**What to work on**
Below are the records. List every line holding the word "data".

**Extracted information**
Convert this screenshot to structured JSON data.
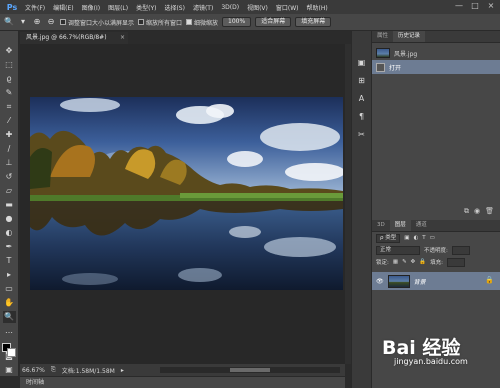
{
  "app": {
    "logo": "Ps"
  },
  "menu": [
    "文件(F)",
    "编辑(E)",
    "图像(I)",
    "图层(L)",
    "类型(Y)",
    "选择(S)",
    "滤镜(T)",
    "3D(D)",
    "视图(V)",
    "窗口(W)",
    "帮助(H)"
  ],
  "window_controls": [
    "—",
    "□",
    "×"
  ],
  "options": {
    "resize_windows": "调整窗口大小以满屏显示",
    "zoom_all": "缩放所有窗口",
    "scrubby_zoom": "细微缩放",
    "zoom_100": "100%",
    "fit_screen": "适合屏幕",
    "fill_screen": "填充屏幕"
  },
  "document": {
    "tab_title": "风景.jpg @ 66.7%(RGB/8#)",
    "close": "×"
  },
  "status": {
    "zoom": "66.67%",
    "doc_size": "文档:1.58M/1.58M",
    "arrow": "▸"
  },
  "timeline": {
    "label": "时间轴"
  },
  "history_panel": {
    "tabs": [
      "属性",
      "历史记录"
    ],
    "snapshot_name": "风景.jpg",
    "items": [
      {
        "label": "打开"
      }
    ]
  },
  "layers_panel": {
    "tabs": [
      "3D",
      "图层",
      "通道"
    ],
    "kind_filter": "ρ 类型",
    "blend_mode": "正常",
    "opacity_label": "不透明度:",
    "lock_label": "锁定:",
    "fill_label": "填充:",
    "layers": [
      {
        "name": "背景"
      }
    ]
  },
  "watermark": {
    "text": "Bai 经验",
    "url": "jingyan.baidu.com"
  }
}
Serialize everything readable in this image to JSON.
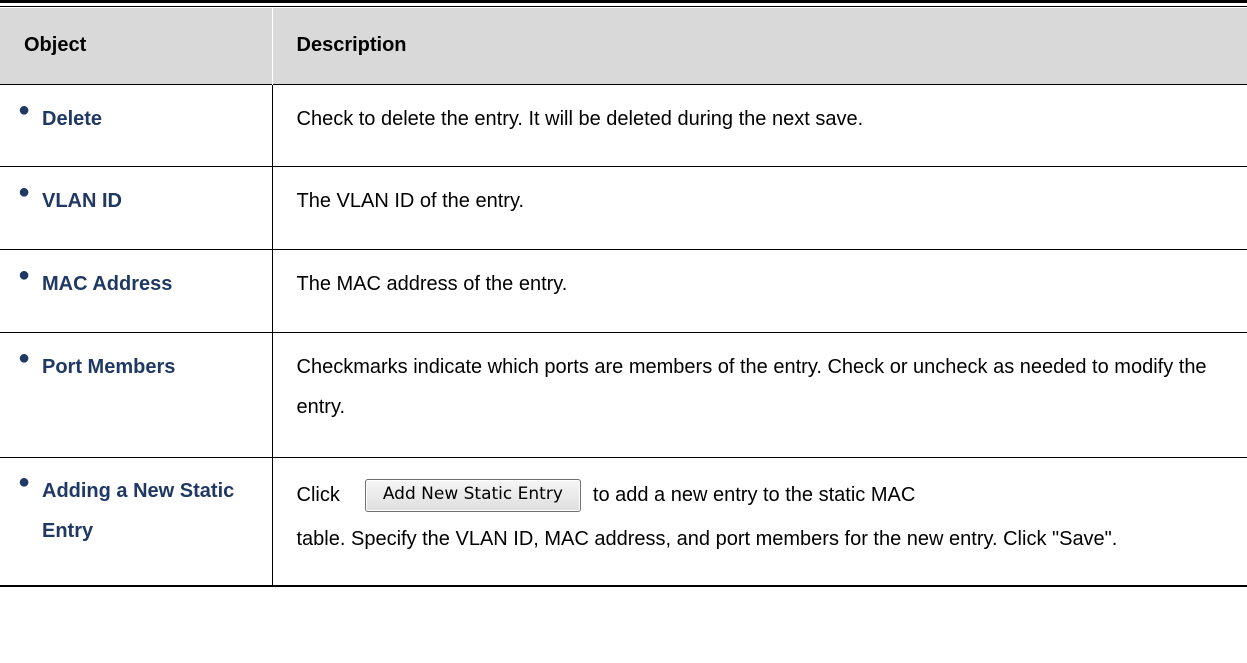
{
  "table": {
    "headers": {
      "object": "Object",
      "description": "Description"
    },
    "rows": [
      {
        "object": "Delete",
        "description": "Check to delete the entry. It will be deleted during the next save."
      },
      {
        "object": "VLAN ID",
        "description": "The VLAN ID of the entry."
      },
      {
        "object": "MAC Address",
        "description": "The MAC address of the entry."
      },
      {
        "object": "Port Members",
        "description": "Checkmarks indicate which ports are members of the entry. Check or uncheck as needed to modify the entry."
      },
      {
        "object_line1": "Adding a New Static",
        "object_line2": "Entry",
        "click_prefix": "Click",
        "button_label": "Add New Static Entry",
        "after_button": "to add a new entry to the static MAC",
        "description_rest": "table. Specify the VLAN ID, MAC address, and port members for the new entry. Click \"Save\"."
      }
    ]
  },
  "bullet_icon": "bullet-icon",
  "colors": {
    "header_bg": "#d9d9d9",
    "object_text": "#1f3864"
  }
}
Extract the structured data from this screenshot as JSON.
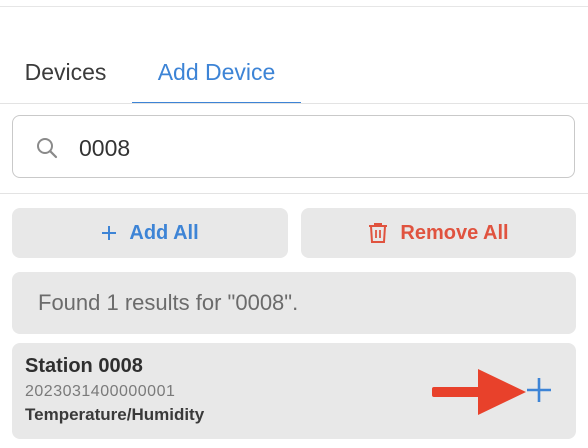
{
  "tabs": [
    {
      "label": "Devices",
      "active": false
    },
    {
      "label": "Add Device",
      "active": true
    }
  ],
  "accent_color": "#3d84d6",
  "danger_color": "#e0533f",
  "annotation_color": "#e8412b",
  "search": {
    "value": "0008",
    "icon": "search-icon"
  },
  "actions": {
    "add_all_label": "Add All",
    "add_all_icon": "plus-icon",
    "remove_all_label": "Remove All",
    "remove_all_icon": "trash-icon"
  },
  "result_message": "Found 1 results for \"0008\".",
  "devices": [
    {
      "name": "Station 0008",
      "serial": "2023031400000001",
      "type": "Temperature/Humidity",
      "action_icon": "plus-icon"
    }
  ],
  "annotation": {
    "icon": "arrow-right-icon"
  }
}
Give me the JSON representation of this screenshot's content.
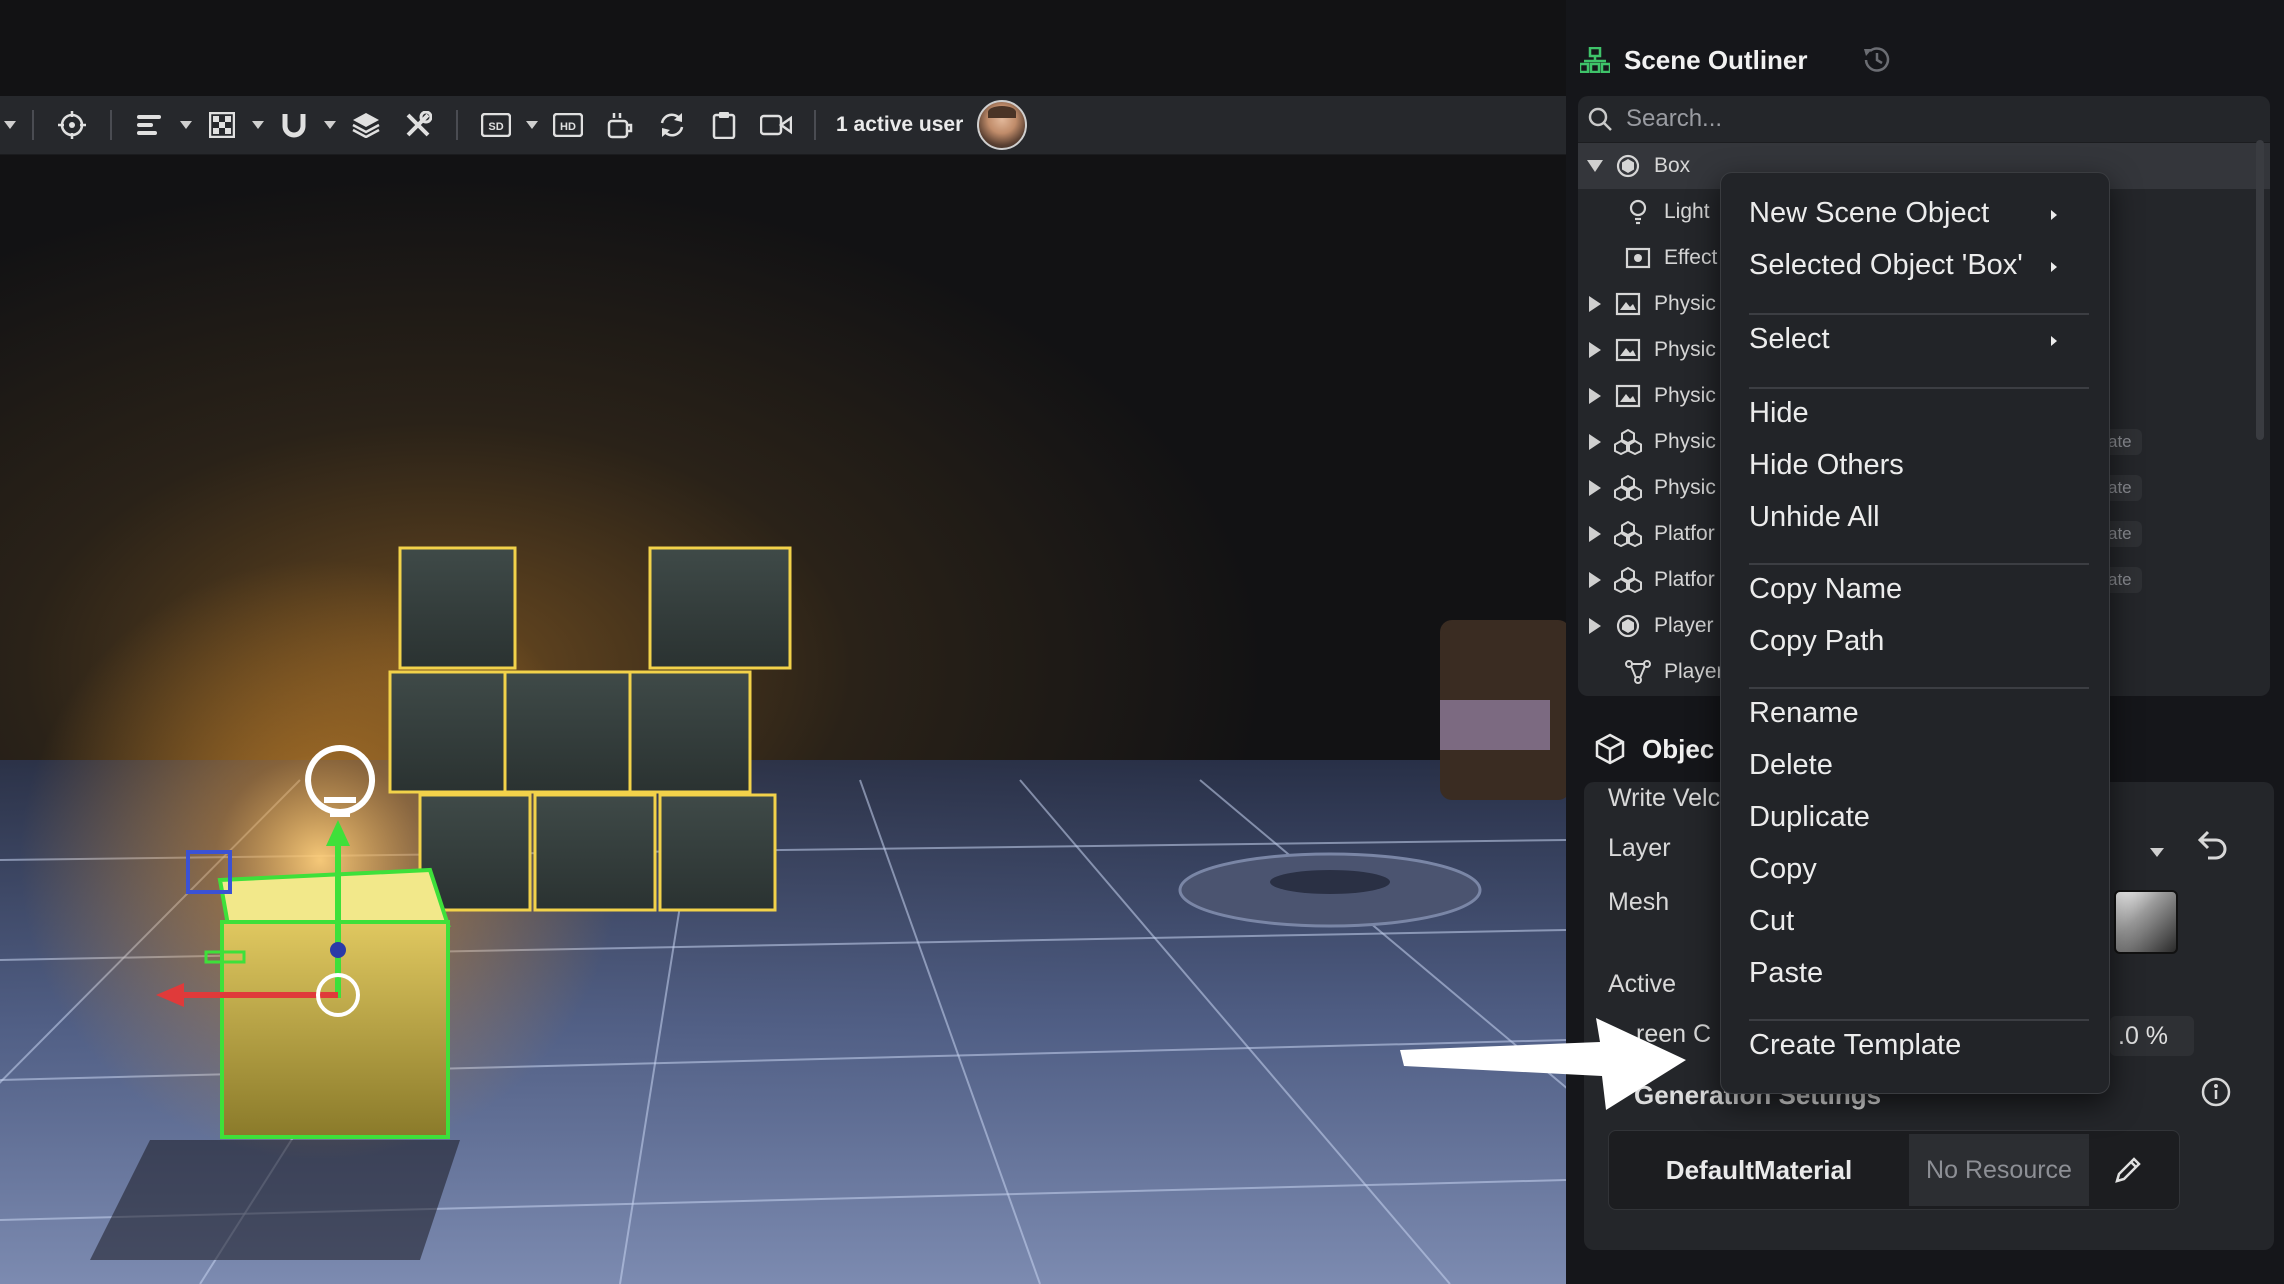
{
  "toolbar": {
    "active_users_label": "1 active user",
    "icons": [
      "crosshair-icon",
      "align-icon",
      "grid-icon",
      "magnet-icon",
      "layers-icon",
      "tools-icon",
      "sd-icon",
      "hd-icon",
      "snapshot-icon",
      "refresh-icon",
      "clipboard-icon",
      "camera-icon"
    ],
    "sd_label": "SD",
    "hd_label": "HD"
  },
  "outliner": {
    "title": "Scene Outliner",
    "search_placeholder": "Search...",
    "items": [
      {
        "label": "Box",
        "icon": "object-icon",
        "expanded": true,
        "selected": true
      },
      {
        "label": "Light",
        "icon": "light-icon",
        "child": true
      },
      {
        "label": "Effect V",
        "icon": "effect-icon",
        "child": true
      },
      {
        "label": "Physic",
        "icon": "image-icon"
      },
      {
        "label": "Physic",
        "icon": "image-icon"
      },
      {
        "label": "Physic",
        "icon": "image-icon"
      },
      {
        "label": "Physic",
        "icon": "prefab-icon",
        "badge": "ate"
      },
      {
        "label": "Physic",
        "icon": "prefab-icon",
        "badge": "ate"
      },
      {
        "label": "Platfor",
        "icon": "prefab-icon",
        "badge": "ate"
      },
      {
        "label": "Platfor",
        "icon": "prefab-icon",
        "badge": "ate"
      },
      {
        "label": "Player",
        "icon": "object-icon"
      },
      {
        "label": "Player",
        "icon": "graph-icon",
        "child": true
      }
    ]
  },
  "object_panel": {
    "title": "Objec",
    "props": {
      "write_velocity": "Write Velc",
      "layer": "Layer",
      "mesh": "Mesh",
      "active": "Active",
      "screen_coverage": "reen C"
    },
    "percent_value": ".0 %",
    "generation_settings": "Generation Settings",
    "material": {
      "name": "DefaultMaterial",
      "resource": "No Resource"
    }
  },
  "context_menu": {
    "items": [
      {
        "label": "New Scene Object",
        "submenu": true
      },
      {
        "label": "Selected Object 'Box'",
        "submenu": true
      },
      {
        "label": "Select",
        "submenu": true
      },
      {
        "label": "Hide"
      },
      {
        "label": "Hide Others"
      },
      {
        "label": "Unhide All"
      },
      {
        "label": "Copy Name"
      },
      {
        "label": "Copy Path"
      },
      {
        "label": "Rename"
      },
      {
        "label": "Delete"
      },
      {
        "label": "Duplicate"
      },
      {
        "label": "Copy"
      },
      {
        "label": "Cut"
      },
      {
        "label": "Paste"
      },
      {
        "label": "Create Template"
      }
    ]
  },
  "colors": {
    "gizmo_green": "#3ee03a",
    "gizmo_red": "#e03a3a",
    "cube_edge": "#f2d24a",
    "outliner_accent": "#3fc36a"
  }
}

**Response**
Convert this screenshot to structured JSON data.
Extract the structured data from this screenshot as JSON.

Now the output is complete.